» WHAT THE TASK ASKS
Copy every line from the material below that holds "太阳能芯片".

[Stored entries]
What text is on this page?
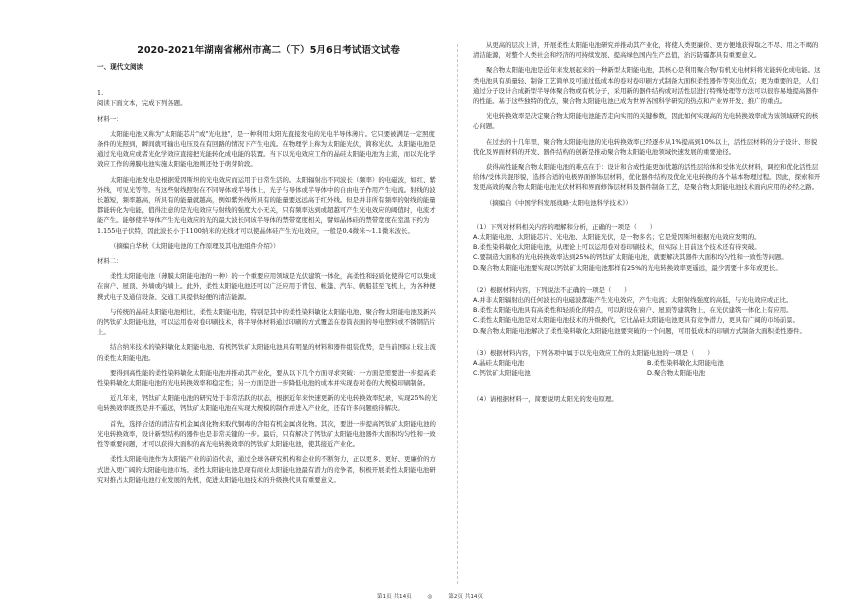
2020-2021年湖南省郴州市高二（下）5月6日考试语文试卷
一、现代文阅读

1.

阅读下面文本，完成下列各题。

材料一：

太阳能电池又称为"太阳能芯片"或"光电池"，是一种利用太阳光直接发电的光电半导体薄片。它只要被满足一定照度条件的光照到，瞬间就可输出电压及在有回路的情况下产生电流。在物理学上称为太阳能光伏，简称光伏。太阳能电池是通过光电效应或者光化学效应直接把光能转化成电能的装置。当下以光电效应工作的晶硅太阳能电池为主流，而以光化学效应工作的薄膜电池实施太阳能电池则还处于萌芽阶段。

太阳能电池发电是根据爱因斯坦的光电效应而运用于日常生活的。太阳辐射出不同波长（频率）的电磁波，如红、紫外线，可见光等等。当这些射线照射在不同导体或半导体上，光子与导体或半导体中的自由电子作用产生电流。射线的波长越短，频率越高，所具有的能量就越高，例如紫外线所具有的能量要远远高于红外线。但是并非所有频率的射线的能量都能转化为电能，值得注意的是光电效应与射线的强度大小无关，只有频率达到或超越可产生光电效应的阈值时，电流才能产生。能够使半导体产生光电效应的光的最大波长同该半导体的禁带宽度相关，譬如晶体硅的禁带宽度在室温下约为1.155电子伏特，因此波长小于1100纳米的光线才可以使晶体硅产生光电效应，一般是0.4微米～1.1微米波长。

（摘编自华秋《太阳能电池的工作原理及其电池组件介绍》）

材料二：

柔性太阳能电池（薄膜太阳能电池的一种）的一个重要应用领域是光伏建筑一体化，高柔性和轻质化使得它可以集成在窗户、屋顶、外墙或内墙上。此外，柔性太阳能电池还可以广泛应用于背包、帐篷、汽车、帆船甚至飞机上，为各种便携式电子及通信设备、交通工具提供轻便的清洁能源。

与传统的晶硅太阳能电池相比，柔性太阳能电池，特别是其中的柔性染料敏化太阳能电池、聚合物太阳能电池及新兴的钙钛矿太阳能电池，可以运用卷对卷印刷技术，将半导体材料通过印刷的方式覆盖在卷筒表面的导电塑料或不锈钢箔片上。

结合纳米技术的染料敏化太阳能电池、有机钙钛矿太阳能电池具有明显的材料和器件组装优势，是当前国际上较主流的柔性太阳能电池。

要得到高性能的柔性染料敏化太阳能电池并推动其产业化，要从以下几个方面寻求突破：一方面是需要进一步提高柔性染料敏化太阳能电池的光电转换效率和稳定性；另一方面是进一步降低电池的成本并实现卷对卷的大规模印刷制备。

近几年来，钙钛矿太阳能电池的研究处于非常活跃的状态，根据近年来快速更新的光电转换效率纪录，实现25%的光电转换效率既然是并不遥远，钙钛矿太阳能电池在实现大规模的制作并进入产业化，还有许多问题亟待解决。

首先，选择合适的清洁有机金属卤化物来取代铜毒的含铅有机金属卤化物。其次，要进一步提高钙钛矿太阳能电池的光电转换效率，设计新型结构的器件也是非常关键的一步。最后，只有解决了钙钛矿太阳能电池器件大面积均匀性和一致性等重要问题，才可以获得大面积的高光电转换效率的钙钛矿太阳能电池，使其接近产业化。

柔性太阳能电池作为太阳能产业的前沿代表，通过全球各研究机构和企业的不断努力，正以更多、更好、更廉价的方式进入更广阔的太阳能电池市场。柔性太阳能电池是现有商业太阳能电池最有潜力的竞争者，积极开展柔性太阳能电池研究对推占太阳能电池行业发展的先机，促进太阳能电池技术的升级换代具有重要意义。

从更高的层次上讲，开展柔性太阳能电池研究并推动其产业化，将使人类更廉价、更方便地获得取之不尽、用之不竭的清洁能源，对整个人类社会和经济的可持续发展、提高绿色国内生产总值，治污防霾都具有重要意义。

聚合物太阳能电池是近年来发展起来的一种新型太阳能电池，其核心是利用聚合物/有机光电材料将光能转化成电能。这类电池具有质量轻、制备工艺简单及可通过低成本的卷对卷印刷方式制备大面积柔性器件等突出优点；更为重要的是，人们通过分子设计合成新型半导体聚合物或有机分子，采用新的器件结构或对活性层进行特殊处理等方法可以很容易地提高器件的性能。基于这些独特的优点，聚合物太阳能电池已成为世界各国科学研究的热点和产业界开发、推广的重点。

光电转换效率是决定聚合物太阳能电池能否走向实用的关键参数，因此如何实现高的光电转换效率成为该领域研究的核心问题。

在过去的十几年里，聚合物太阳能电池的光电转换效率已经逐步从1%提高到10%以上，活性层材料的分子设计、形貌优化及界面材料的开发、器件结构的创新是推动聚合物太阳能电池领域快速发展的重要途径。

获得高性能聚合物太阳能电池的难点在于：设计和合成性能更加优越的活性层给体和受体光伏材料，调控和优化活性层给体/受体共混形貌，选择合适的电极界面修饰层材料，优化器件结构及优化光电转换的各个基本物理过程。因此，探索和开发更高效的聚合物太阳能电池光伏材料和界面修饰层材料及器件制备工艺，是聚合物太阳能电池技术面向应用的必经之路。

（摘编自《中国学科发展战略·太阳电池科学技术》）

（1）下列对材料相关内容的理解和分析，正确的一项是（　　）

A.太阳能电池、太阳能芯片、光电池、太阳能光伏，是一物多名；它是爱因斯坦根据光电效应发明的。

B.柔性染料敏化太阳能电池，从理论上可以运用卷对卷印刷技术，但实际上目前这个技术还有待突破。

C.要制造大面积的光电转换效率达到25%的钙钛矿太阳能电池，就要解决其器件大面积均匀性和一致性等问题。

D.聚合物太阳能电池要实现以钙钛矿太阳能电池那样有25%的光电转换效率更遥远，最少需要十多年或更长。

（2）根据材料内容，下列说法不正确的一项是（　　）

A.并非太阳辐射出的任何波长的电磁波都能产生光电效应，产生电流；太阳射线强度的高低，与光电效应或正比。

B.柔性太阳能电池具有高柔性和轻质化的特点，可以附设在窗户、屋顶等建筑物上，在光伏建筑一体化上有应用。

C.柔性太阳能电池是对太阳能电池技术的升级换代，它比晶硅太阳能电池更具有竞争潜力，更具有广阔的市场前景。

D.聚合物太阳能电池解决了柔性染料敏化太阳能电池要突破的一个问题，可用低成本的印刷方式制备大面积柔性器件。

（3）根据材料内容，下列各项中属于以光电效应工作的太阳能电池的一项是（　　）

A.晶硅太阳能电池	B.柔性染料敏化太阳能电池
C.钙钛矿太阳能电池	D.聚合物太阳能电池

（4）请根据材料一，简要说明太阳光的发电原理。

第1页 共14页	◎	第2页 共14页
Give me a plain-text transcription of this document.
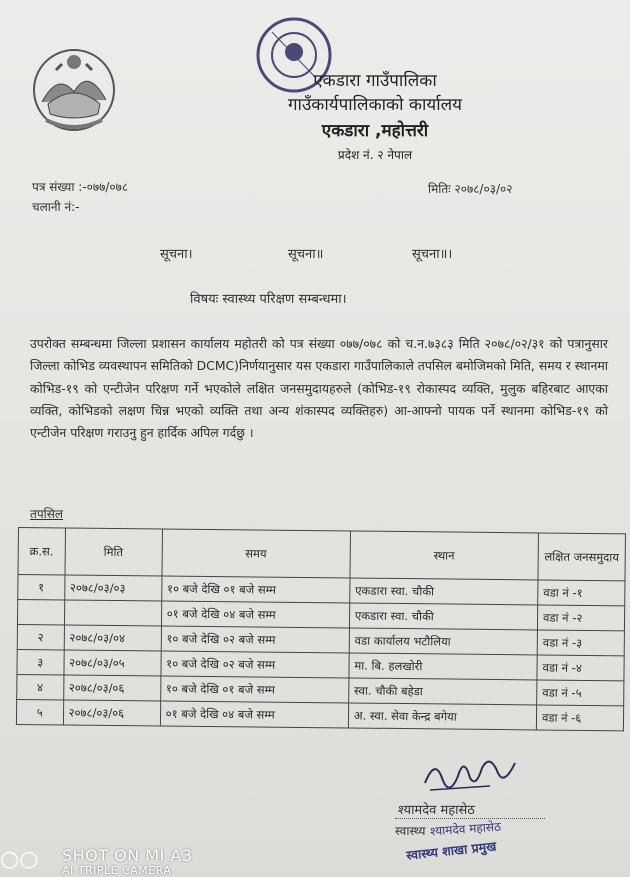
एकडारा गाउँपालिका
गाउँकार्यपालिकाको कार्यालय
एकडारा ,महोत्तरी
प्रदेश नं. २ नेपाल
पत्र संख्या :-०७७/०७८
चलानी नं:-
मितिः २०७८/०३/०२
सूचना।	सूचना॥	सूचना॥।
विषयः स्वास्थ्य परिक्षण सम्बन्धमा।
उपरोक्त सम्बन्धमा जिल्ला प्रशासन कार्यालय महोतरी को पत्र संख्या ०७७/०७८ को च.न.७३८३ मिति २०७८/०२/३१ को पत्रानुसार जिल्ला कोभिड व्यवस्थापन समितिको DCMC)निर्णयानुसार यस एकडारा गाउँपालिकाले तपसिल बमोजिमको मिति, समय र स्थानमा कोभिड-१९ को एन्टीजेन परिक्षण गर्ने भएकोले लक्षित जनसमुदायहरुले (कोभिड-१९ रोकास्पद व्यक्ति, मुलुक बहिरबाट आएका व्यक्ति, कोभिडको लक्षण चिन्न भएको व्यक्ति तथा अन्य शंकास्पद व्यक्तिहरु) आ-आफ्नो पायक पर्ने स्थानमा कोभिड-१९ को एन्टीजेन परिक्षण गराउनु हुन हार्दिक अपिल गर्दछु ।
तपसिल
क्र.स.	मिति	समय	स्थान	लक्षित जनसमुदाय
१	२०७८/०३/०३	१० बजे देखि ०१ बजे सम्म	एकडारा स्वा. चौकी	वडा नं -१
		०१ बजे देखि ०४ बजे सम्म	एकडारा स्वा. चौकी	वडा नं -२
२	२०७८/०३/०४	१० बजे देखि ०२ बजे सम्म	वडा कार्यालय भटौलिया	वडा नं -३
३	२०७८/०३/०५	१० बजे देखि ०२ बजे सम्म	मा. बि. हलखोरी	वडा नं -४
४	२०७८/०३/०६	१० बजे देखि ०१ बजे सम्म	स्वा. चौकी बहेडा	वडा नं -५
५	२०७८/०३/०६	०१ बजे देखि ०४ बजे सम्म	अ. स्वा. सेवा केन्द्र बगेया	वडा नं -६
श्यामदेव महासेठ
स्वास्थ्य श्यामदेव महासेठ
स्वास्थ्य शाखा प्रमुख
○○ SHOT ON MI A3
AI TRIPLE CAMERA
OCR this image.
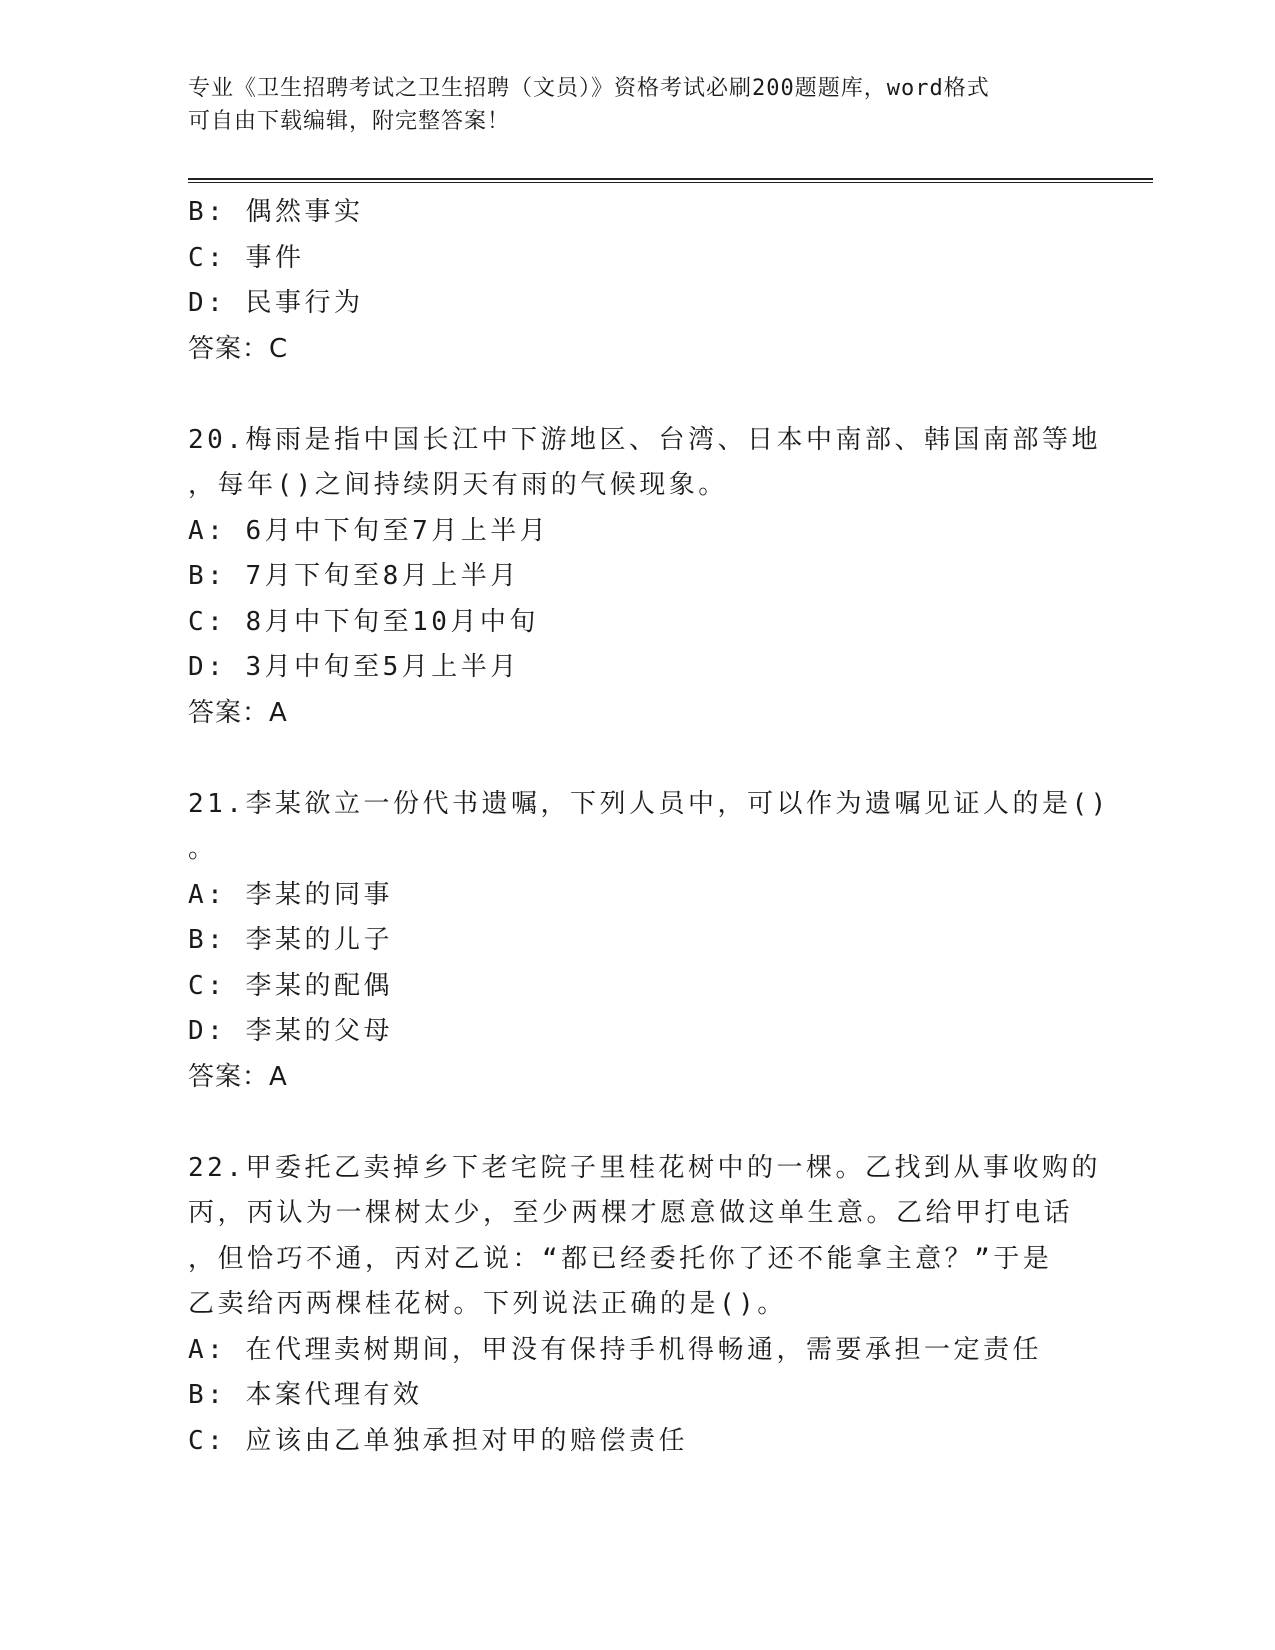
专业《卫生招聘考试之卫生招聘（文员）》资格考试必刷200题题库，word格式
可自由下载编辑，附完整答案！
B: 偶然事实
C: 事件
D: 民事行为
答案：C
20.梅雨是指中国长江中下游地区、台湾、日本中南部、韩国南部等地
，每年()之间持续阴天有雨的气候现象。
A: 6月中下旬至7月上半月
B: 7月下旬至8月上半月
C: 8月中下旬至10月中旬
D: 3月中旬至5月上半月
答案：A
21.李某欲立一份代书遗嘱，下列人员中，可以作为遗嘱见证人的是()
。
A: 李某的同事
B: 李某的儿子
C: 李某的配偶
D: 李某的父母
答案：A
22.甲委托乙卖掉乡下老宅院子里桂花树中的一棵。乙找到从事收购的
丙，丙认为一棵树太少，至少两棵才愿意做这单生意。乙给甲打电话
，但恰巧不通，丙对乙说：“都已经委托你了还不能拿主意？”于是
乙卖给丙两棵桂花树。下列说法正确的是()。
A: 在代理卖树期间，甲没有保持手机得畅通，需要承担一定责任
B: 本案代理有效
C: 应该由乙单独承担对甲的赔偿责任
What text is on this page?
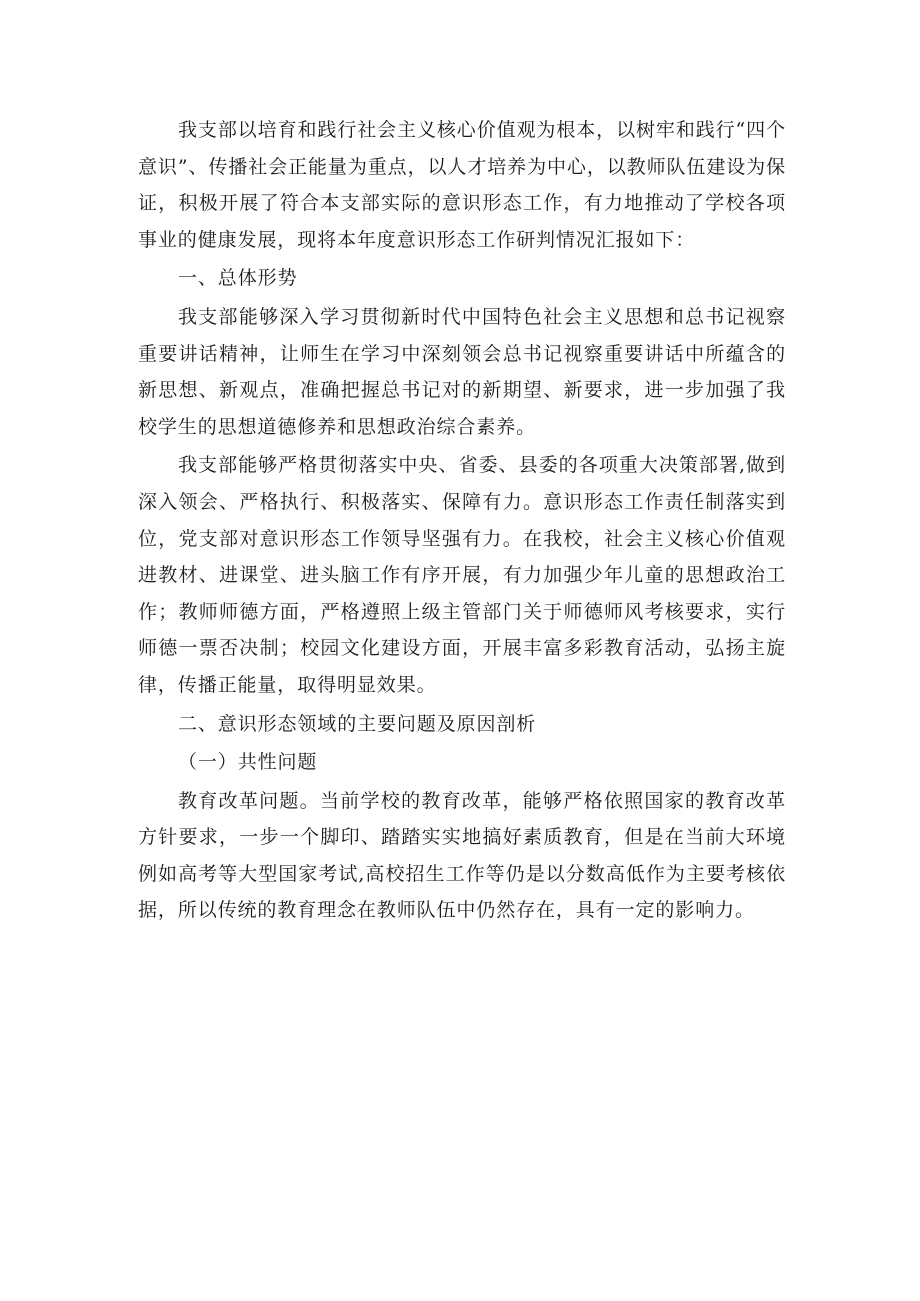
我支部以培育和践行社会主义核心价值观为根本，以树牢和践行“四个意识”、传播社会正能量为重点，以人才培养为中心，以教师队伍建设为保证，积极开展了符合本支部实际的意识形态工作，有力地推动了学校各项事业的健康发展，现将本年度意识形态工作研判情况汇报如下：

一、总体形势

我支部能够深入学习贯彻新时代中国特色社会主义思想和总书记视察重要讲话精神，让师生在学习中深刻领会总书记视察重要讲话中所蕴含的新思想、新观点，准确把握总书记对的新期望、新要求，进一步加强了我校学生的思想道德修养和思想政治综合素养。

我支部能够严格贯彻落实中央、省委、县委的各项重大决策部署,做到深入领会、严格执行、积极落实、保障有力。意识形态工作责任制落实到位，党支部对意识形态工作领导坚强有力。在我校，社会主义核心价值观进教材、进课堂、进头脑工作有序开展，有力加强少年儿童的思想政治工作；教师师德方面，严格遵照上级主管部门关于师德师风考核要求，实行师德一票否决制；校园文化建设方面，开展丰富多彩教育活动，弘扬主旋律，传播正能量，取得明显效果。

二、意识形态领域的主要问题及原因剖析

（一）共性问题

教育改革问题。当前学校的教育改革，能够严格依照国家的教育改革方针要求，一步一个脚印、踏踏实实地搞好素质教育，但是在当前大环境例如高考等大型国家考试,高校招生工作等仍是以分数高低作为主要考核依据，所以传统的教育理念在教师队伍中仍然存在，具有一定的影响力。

» CORRECT OUTPUT
太阳能电池又称为"太阳能芯片"或"光电池"，是一种利用太阳光直接发电的光电半导体薄片。它只要被满足一定照度条件的光照到，瞬间就可输出电压及在有回路的情况下产生电流。在物理学上称为太阳能光伏，简称光伏。太阳能电池是通过光电效应或者光化学效应直接把光能转化成电能的装置。当下以光电效应工作的晶硅太阳能电池为主流，而以光化学效应工作的薄膜电池实施太阳能电池则还处于萌芽阶段。
A.太阳能电池、太阳能芯片、光电池、太阳能光伏，是一物多名；它是爱因斯坦根据光电效应发明的。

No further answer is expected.